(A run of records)
Begin
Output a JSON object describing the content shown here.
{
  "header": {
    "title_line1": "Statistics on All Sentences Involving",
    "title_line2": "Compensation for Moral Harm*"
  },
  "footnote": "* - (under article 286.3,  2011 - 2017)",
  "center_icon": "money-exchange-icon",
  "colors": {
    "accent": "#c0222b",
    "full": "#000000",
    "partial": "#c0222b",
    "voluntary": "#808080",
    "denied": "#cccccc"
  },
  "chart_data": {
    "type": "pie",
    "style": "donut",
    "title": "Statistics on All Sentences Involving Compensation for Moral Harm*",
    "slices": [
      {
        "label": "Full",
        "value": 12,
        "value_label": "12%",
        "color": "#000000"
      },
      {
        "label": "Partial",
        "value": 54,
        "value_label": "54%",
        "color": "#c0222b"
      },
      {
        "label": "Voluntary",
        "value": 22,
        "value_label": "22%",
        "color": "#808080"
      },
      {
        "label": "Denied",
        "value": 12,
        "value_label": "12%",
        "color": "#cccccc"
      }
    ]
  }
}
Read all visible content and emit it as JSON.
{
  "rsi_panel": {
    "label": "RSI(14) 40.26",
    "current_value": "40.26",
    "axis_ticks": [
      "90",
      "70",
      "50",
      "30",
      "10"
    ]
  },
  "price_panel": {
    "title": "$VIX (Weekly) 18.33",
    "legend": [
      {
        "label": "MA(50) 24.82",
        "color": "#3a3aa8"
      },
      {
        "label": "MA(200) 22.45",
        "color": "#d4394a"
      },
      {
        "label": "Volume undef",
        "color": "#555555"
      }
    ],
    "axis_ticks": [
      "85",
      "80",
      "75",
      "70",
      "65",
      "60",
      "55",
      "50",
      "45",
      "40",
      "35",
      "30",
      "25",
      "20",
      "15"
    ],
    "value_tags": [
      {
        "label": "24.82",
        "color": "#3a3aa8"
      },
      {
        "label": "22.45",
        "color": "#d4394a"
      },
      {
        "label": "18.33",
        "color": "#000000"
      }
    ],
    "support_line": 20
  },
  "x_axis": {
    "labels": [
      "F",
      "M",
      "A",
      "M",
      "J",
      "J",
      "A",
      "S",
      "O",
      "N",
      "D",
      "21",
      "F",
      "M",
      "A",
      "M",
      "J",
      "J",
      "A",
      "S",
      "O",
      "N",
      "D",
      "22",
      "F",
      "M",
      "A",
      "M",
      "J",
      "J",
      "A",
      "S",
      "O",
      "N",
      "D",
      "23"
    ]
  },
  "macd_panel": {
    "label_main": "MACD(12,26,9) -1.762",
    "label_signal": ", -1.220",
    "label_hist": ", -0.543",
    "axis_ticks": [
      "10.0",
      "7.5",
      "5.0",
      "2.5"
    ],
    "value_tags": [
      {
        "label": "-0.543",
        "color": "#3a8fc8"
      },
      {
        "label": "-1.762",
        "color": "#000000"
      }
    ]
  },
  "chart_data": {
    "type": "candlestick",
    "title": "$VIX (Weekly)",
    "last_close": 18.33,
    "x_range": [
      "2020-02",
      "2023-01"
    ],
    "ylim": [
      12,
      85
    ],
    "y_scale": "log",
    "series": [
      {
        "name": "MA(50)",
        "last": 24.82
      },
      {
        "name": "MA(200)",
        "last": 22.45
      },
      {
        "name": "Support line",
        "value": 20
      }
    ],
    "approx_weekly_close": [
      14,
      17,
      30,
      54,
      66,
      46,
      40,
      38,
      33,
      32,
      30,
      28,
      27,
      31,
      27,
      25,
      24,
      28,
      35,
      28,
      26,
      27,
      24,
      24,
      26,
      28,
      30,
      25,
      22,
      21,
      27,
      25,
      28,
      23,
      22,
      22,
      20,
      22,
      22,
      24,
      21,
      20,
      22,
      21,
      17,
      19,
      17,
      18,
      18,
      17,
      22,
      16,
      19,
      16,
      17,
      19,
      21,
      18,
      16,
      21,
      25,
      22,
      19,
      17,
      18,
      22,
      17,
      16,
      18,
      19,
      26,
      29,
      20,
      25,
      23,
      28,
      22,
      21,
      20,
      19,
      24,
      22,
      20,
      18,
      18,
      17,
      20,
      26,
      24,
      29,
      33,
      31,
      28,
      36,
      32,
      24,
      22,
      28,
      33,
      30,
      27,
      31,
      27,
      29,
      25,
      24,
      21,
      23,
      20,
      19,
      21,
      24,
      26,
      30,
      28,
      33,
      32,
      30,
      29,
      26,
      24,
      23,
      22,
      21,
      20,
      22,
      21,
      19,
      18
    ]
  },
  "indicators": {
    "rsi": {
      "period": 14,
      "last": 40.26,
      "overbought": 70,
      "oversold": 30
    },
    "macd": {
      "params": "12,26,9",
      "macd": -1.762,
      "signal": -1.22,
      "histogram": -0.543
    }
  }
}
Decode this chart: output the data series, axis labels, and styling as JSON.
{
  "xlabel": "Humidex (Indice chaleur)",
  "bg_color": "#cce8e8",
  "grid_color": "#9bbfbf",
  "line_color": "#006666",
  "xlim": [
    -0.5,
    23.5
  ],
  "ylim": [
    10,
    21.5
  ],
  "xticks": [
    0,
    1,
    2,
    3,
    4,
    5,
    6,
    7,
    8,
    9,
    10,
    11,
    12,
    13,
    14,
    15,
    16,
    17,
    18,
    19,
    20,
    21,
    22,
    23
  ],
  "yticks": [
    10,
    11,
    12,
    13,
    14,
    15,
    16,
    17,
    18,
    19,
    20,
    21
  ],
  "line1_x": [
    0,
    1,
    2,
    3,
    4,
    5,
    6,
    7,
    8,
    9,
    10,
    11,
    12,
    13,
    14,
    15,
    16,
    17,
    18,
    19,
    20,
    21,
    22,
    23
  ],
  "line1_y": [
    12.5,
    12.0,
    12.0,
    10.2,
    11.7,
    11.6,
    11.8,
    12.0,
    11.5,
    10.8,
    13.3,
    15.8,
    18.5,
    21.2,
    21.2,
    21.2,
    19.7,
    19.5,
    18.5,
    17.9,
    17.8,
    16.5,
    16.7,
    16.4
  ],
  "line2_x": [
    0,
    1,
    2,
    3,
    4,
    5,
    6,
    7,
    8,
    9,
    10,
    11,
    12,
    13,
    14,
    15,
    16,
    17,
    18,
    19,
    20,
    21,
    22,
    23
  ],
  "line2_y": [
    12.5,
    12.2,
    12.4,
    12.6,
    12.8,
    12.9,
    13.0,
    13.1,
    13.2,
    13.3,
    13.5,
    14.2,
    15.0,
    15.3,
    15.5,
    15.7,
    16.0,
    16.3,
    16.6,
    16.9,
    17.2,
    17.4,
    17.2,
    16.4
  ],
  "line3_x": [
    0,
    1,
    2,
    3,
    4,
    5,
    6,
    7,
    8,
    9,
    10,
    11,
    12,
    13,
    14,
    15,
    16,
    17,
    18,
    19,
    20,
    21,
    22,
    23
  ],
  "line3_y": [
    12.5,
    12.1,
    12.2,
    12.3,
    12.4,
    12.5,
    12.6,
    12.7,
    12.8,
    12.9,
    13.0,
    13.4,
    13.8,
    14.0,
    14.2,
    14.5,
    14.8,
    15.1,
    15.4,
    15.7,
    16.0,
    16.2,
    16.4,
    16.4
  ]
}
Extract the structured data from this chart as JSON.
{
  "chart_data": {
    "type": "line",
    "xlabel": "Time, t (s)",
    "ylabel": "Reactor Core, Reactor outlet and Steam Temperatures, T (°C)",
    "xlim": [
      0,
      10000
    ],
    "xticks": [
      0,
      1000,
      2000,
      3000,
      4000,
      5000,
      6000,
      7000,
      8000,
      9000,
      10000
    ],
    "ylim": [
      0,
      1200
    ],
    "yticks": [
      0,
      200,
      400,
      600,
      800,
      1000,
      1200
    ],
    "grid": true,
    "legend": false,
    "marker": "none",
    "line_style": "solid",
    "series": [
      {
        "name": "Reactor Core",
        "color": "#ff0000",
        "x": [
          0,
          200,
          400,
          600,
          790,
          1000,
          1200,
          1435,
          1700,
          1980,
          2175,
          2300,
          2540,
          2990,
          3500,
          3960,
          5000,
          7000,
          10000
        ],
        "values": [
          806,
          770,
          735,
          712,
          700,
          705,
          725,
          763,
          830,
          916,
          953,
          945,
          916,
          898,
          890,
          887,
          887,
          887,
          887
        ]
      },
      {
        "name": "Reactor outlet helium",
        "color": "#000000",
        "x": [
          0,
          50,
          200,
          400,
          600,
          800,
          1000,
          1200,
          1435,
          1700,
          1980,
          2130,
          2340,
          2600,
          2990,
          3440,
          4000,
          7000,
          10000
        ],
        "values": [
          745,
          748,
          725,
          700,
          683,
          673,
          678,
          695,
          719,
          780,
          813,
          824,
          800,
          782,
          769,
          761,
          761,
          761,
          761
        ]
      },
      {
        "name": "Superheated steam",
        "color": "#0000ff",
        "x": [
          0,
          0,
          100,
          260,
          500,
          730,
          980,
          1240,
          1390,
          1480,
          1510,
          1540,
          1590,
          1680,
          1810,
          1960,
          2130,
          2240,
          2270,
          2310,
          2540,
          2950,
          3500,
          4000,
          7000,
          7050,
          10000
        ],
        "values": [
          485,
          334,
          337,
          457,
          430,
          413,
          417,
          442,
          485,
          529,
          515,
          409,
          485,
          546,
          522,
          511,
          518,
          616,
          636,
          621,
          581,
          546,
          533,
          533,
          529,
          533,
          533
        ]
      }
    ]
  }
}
End
In the material above, show every line where the word "name" turns up.

The answer –
        "name": "MA(50)",
        "name": "MA(200)",
        "name": "Support line",
        "name": "Reactor Core",
        "name": "Reactor outlet helium",
        "name": "Superheated steam",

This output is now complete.